**Set exercise:**
Retype the records below exactly as they appear, but leave out any pictures.

## BEGIN

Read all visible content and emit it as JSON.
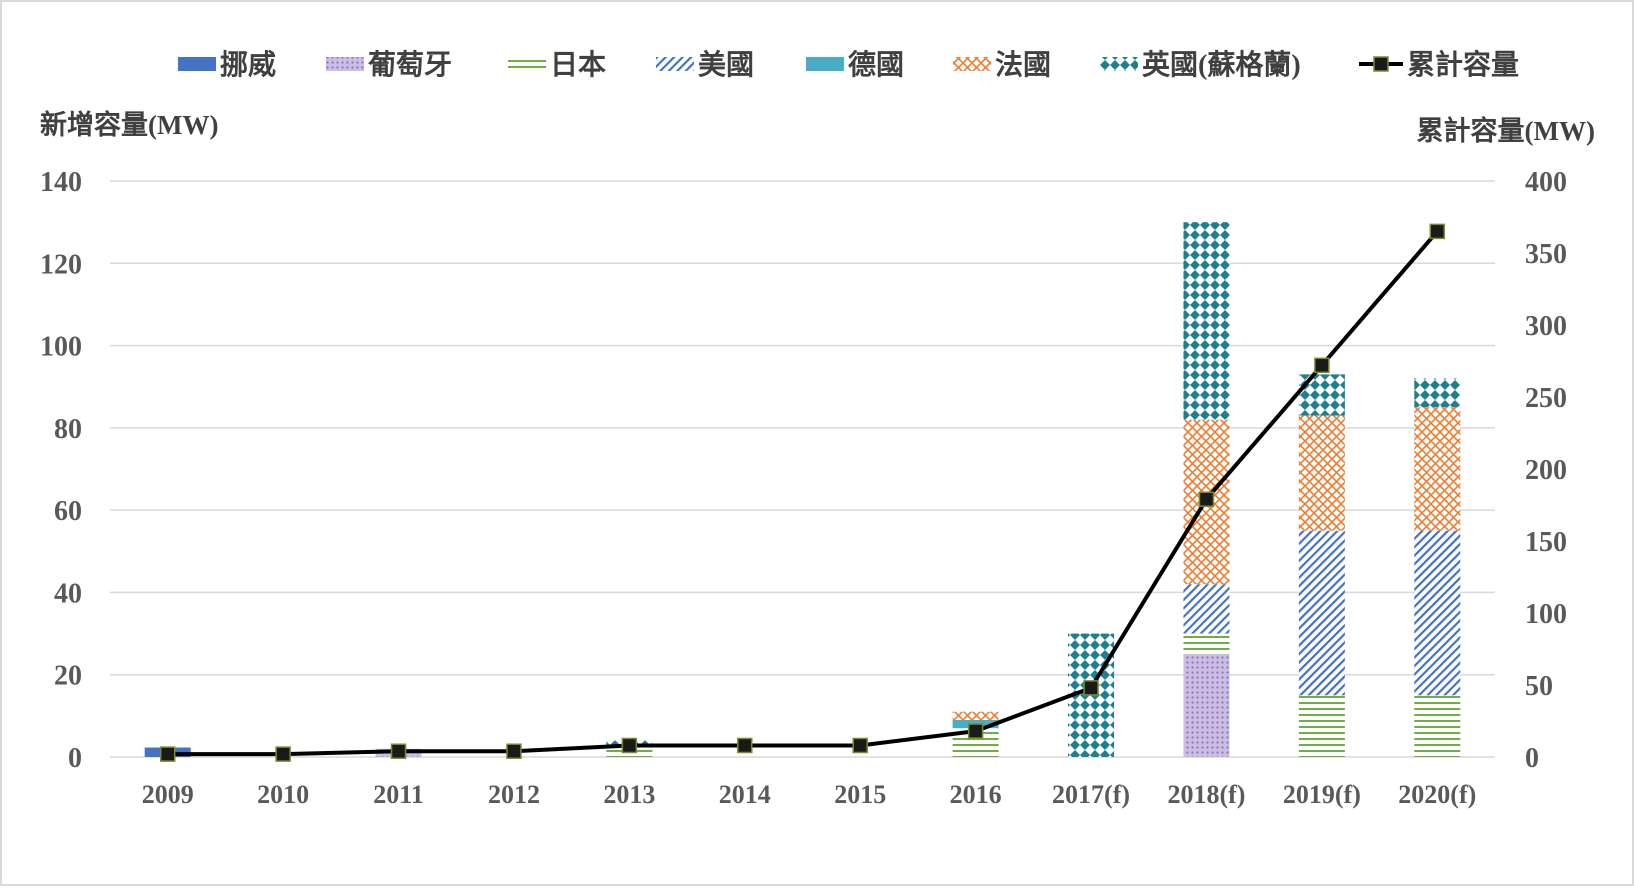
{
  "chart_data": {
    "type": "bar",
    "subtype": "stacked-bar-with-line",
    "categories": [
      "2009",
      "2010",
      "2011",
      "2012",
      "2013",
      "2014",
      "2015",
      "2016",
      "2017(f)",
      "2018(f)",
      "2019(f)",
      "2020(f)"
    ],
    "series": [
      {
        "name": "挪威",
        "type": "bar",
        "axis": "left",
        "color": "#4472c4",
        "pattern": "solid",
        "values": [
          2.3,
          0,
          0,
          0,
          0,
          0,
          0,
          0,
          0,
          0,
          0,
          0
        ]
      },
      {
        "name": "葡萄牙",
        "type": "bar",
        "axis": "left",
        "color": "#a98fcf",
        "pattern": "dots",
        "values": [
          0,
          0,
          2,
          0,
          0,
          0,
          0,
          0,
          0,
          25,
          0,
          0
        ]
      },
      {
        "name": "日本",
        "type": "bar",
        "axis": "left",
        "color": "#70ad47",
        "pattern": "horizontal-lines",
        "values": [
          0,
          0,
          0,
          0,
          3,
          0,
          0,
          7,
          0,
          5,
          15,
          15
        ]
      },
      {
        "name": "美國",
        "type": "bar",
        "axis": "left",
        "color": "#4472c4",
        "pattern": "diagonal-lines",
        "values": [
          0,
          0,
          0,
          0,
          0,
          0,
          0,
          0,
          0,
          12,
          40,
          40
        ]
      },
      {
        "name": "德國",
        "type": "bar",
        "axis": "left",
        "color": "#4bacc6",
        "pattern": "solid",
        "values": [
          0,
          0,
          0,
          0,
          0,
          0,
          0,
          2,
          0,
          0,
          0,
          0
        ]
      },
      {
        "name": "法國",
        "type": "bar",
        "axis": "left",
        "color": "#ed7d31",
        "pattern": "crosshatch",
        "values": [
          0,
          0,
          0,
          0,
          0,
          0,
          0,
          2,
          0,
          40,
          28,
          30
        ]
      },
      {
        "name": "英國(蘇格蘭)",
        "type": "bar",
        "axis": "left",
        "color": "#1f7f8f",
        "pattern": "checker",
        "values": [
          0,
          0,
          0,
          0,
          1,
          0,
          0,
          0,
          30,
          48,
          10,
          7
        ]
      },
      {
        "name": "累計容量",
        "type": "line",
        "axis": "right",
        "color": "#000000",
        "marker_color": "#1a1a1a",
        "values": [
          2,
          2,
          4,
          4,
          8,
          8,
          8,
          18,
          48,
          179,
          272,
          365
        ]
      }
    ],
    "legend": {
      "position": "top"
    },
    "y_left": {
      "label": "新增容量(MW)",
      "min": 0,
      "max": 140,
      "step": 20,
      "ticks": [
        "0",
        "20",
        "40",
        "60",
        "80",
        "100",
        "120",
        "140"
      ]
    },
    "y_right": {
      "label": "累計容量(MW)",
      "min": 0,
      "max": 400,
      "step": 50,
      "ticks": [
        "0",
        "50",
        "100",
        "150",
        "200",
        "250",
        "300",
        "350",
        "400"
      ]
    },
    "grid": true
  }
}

## END

**Written answer:**
Read all visible content and emit it as JSON.
{
  "chart_data": {
    "type": "bar",
    "subtype": "stacked-bar-with-line",
    "categories": [
      "2009",
      "2010",
      "2011",
      "2012",
      "2013",
      "2014",
      "2015",
      "2016",
      "2017(f)",
      "2018(f)",
      "2019(f)",
      "2020(f)"
    ],
    "series": [
      {
        "name": "挪威",
        "type": "bar",
        "axis": "left",
        "color": "#4472c4",
        "pattern": "solid",
        "values": [
          2.3,
          0,
          0,
          0,
          0,
          0,
          0,
          0,
          0,
          0,
          0,
          0
        ]
      },
      {
        "name": "葡萄牙",
        "type": "bar",
        "axis": "left",
        "color": "#a98fcf",
        "pattern": "dots",
        "values": [
          0,
          0,
          2,
          0,
          0,
          0,
          0,
          0,
          0,
          25,
          0,
          0
        ]
      },
      {
        "name": "日本",
        "type": "bar",
        "axis": "left",
        "color": "#70ad47",
        "pattern": "horizontal-lines",
        "values": [
          0,
          0,
          0,
          0,
          3,
          0,
          0,
          7,
          0,
          5,
          15,
          15
        ]
      },
      {
        "name": "美國",
        "type": "bar",
        "axis": "left",
        "color": "#4472c4",
        "pattern": "diagonal-lines",
        "values": [
          0,
          0,
          0,
          0,
          0,
          0,
          0,
          0,
          0,
          12,
          40,
          40
        ]
      },
      {
        "name": "德國",
        "type": "bar",
        "axis": "left",
        "color": "#4bacc6",
        "pattern": "solid",
        "values": [
          0,
          0,
          0,
          0,
          0,
          0,
          0,
          2,
          0,
          0,
          0,
          0
        ]
      },
      {
        "name": "法國",
        "type": "bar",
        "axis": "left",
        "color": "#ed7d31",
        "pattern": "crosshatch",
        "values": [
          0,
          0,
          0,
          0,
          0,
          0,
          0,
          2,
          0,
          40,
          28,
          30
        ]
      },
      {
        "name": "英國(蘇格蘭)",
        "type": "bar",
        "axis": "left",
        "color": "#1f7f8f",
        "pattern": "checker",
        "values": [
          0,
          0,
          0,
          0,
          1,
          0,
          0,
          0,
          30,
          48,
          10,
          7
        ]
      },
      {
        "name": "累計容量",
        "type": "line",
        "axis": "right",
        "color": "#000000",
        "marker_color": "#1a1a1a",
        "values": [
          2,
          2,
          4,
          4,
          8,
          8,
          8,
          18,
          48,
          179,
          272,
          365
        ]
      }
    ],
    "legend": {
      "position": "top"
    },
    "y_left": {
      "label": "新增容量(MW)",
      "min": 0,
      "max": 140,
      "step": 20,
      "ticks": [
        "0",
        "20",
        "40",
        "60",
        "80",
        "100",
        "120",
        "140"
      ]
    },
    "y_right": {
      "label": "累計容量(MW)",
      "min": 0,
      "max": 400,
      "step": 50,
      "ticks": [
        "0",
        "50",
        "100",
        "150",
        "200",
        "250",
        "300",
        "350",
        "400"
      ]
    },
    "grid": true
  }
}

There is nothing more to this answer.